- _Goal of the exercise_
Tally up the lines that include "JSON" and state that number by itself.

(Structured figure records)

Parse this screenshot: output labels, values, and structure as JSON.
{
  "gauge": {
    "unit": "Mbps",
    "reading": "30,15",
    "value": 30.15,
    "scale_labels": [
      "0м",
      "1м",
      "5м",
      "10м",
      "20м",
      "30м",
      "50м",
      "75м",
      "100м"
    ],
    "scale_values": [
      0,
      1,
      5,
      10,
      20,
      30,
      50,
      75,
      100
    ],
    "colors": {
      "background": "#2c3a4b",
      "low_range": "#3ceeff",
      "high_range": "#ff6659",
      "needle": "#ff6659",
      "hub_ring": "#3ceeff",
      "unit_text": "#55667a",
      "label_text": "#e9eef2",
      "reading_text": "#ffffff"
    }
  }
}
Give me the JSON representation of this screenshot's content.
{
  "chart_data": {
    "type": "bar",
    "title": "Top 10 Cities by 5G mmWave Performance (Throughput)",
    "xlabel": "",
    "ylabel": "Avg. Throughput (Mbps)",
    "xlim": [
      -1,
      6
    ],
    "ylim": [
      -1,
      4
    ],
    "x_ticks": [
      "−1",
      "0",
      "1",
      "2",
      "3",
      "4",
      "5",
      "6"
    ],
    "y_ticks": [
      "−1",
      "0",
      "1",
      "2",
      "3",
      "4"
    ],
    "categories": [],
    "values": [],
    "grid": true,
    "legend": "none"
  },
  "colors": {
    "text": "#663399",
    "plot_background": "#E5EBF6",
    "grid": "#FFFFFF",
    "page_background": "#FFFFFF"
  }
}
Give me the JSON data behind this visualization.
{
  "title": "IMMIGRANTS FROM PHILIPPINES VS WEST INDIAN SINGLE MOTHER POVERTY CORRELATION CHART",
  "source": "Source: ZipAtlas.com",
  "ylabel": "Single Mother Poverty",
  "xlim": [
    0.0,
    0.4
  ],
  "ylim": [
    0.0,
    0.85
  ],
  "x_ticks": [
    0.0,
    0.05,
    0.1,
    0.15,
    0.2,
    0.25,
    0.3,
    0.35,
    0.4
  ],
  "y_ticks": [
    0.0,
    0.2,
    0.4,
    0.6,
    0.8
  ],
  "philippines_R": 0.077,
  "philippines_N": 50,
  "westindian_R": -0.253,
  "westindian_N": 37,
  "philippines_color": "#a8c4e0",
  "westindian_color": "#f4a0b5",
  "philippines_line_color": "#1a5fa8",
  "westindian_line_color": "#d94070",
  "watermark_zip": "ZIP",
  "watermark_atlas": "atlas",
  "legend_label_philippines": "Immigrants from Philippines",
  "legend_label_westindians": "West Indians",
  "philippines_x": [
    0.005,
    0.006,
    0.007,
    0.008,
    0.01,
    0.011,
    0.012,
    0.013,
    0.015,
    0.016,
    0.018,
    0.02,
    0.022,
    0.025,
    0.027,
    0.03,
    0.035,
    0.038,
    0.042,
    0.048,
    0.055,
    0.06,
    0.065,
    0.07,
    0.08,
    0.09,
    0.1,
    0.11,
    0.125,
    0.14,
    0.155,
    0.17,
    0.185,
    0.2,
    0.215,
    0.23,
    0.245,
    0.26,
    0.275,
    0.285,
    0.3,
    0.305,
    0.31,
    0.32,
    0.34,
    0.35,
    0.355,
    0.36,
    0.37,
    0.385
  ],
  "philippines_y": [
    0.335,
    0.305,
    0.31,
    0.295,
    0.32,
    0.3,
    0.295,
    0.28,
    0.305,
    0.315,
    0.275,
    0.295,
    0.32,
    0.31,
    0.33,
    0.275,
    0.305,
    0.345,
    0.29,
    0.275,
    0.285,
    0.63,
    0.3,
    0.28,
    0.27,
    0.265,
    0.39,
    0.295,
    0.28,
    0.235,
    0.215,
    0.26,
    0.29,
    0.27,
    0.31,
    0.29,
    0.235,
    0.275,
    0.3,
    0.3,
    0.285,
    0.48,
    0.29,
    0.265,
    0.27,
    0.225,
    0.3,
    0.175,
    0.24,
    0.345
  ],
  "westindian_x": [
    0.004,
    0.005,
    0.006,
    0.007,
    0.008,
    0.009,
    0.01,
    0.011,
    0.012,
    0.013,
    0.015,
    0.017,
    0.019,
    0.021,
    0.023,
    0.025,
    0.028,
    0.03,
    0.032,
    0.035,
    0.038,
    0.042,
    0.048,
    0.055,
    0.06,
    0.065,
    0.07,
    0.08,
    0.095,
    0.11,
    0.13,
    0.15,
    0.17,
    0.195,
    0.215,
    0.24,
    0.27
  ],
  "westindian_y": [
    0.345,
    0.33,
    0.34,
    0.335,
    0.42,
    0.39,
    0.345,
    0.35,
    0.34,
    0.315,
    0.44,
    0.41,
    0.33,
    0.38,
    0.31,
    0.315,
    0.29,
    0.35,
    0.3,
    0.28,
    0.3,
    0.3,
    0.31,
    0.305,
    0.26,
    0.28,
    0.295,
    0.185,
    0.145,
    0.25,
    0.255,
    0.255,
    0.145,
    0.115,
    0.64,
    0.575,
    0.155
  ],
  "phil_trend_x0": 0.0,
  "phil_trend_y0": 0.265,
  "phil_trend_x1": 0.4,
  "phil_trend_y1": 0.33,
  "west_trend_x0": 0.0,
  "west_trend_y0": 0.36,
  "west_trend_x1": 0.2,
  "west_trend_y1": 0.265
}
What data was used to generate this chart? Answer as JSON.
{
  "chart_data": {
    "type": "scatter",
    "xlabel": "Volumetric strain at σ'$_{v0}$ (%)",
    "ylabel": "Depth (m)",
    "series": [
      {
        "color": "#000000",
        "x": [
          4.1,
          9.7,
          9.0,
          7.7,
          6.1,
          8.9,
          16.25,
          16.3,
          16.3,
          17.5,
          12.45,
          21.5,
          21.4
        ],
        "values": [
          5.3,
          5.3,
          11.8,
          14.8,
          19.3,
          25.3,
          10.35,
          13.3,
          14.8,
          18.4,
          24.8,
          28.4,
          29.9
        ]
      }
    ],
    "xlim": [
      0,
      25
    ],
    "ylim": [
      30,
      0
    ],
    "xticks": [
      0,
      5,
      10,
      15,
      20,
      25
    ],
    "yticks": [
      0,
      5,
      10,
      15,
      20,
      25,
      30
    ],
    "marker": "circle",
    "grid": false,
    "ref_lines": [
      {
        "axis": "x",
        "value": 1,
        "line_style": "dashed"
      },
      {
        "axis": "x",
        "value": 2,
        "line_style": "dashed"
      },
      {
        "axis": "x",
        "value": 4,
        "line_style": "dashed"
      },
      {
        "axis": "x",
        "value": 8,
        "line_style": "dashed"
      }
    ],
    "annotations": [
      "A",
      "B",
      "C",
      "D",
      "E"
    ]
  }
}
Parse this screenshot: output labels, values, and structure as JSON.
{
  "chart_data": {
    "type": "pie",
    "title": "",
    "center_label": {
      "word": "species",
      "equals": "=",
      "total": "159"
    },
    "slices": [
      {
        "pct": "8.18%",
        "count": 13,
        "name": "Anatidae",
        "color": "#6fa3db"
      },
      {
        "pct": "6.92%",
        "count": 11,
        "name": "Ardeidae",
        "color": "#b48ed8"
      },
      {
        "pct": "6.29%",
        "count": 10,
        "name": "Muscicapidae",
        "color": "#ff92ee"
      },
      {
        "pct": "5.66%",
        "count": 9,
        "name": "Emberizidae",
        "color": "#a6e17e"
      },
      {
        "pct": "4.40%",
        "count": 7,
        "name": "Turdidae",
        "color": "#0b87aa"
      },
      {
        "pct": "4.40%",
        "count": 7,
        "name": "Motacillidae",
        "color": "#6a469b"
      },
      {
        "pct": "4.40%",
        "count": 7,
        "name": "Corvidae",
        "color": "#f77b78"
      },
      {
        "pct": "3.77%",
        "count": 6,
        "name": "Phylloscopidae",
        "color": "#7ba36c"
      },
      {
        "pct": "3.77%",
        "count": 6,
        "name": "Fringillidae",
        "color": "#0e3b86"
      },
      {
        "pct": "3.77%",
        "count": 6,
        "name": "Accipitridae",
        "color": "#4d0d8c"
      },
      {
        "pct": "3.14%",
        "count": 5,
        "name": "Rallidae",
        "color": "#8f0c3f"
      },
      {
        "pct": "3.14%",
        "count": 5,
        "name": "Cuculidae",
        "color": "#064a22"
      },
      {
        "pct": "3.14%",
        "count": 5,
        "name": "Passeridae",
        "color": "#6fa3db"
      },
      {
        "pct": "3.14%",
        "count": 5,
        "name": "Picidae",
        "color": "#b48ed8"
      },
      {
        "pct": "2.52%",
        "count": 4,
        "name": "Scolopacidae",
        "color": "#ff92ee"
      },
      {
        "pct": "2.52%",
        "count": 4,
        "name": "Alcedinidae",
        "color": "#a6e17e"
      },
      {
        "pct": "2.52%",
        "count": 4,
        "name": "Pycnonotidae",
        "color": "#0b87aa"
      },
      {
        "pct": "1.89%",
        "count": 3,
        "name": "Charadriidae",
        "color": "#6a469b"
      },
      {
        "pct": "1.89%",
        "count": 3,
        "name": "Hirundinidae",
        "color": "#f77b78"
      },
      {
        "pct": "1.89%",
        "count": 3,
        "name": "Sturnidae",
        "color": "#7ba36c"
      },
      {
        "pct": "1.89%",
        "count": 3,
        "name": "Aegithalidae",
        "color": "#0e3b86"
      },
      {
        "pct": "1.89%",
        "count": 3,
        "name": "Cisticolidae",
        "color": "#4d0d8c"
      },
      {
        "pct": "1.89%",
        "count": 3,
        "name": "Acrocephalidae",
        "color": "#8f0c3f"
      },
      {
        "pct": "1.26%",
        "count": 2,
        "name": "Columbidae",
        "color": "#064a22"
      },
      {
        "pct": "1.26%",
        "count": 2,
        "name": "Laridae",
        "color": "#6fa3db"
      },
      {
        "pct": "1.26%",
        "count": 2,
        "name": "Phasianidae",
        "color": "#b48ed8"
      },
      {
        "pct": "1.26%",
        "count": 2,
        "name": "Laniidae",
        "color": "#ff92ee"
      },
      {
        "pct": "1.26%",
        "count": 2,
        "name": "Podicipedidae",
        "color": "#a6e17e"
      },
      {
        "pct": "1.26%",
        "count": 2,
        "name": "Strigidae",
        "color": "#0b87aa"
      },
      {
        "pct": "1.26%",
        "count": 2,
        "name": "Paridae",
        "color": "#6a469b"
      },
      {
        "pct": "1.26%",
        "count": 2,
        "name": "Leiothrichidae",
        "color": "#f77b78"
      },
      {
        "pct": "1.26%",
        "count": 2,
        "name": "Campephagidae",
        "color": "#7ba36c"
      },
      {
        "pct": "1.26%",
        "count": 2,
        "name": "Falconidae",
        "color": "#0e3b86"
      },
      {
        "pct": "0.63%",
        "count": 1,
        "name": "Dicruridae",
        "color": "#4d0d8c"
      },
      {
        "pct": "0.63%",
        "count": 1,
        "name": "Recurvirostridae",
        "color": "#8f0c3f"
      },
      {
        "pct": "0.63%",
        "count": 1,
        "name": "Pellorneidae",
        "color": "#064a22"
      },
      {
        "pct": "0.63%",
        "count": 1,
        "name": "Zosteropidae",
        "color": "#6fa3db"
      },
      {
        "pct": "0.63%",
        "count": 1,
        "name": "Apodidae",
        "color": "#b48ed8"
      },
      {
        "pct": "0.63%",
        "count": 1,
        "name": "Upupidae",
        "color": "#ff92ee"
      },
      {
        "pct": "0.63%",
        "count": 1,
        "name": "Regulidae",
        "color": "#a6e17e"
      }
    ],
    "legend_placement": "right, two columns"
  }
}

- _Finished answer_
5